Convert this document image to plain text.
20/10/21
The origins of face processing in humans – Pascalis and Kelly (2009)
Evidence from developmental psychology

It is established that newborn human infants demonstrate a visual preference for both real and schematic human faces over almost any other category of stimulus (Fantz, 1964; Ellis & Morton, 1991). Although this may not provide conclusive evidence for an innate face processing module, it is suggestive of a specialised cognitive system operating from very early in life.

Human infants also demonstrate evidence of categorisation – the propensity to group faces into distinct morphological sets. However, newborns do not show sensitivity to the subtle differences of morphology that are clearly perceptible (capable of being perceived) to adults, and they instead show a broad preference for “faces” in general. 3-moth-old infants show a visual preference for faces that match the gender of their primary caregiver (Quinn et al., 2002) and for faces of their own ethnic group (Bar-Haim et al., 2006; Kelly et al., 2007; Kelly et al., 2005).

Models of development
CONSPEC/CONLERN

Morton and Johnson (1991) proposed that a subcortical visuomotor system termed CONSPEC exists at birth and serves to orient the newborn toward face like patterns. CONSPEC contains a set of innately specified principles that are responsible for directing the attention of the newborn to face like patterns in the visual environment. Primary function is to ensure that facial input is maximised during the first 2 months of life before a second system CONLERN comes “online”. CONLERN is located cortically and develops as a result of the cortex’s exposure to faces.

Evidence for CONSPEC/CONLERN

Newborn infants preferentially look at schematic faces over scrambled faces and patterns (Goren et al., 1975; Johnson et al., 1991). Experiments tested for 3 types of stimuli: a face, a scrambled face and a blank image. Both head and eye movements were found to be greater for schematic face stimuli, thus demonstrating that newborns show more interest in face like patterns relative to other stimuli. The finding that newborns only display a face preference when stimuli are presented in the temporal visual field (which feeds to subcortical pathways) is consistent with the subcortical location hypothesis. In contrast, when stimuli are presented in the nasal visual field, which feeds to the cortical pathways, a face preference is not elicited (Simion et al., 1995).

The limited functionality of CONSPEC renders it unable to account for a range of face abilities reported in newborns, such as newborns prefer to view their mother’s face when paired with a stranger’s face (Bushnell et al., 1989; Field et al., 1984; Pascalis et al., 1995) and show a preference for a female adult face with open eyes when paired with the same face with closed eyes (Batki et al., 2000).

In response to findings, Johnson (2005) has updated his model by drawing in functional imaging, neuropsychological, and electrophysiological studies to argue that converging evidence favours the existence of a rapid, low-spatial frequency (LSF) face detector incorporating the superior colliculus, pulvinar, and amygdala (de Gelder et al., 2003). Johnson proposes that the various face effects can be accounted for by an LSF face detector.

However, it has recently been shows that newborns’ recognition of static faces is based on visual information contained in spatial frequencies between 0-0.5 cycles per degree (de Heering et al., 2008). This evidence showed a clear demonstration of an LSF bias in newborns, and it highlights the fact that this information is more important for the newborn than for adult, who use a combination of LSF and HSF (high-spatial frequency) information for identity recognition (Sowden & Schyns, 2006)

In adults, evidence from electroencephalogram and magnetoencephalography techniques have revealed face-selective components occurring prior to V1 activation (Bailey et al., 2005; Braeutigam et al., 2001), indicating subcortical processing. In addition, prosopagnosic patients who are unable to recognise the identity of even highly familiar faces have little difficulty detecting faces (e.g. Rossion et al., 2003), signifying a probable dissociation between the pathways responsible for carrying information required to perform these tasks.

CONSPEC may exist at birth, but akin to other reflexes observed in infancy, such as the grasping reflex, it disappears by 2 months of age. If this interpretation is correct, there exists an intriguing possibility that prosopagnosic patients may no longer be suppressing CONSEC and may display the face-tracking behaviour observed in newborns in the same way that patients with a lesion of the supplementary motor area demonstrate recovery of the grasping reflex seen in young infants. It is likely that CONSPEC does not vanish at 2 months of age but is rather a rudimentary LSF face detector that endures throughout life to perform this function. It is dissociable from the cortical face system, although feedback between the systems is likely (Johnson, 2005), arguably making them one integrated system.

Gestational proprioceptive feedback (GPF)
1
- - -
What is being asked: When copying the data above, keep every line exactly as written.

Written response:
Convert this document image to plain text.
20/10/21
The origins of face processing in humans – Pascalis and Kelly (2009)
Evidence from developmental psychology

It is established that newborn human infants demonstrate a visual preference for both real and schematic human faces over almost any other category of stimulus (Fantz, 1964; Ellis & Morton, 1991). Although this may not provide conclusive evidence for an innate face processing module, it is suggestive of a specialised cognitive system operating from very early in life.

Human infants also demonstrate evidence of categorisation – the propensity to group faces into distinct morphological sets. However, newborns do not show sensitivity to the subtle differences of morphology that are clearly perceptible (capable of being perceived) to adults, and they instead show a broad preference for “faces” in general. 3-moth-old infants show a visual preference for faces that match the gender of their primary caregiver (Quinn et al., 2002) and for faces of their own ethnic group (Bar-Haim et al., 2006; Kelly et al., 2007; Kelly et al., 2005).

Models of development
CONSPEC/CONLERN

Morton and Johnson (1991) proposed that a subcortical visuomotor system termed CONSPEC exists at birth and serves to orient the newborn toward face like patterns. CONSPEC contains a set of innately specified principles that are responsible for directing the attention of the newborn to face like patterns in the visual environment. Primary function is to ensure that facial input is maximised during the first 2 months of life before a second system CONLERN comes “online”. CONLERN is located cortically and develops as a result of the cortex’s exposure to faces.

Evidence for CONSPEC/CONLERN

Newborn infants preferentially look at schematic faces over scrambled faces and patterns (Goren et al., 1975; Johnson et al., 1991). Experiments tested for 3 types of stimuli: a face, a scrambled face and a blank image. Both head and eye movements were found to be greater for schematic face stimuli, thus demonstrating that newborns show more interest in face like patterns relative to other stimuli. The finding that newborns only display a face preference when stimuli are presented in the temporal visual field (which feeds to subcortical pathways) is consistent with the subcortical location hypothesis. In contrast, when stimuli are presented in the nasal visual field, which feeds to the cortical pathways, a face preference is not elicited (Simion et al., 1995).

The limited functionality of CONSPEC renders it unable to account for a range of face abilities reported in newborns, such as newborns prefer to view their mother’s face when paired with a stranger’s face (Bushnell et al., 1989; Field et al., 1984; Pascalis et al., 1995) and show a preference for a female adult face with open eyes when paired with the same face with closed eyes (Batki et al., 2000).

In response to findings, Johnson (2005) has updated his model by drawing in functional imaging, neuropsychological, and electrophysiological studies to argue that converging evidence favours the existence of a rapid, low-spatial frequency (LSF) face detector incorporating the superior colliculus, pulvinar, and amygdala (de Gelder et al., 2003). Johnson proposes that the various face effects can be accounted for by an LSF face detector.

However, it has recently been shows that newborns’ recognition of static faces is based on visual information contained in spatial frequencies between 0-0.5 cycles per degree (de Heering et al., 2008). This evidence showed a clear demonstration of an LSF bias in newborns, and it highlights the fact that this information is more important for the newborn than for adult, who use a combination of LSF and HSF (high-spatial frequency) information for identity recognition (Sowden & Schyns, 2006)

In adults, evidence from electroencephalogram and magnetoencephalography techniques have revealed face-selective components occurring prior to V1 activation (Bailey et al., 2005; Braeutigam et al., 2001), indicating subcortical processing. In addition, prosopagnosic patients who are unable to recognise the identity of even highly familiar faces have little difficulty detecting faces (e.g. Rossion et al., 2003), signifying a probable dissociation between the pathways responsible for carrying information required to perform these tasks.

CONSPEC may exist at birth, but akin to other reflexes observed in infancy, such as the grasping reflex, it disappears by 2 months of age. If this interpretation is correct, there exists an intriguing possibility that prosopagnosic patients may no longer be suppressing CONSEC and may display the face-tracking behaviour observed in newborns in the same way that patients with a lesion of the supplementary motor area demonstrate recovery of the grasping reflex seen in young infants. It is likely that CONSPEC does not vanish at 2 months of age but is rather a rudimentary LSF face detector that endures throughout life to perform this function. It is dissociable from the cortical face system, although feedback between the systems is likely (Johnson, 2005), arguably making them one integrated system.

Gestational proprioceptive feedback (GPF)
1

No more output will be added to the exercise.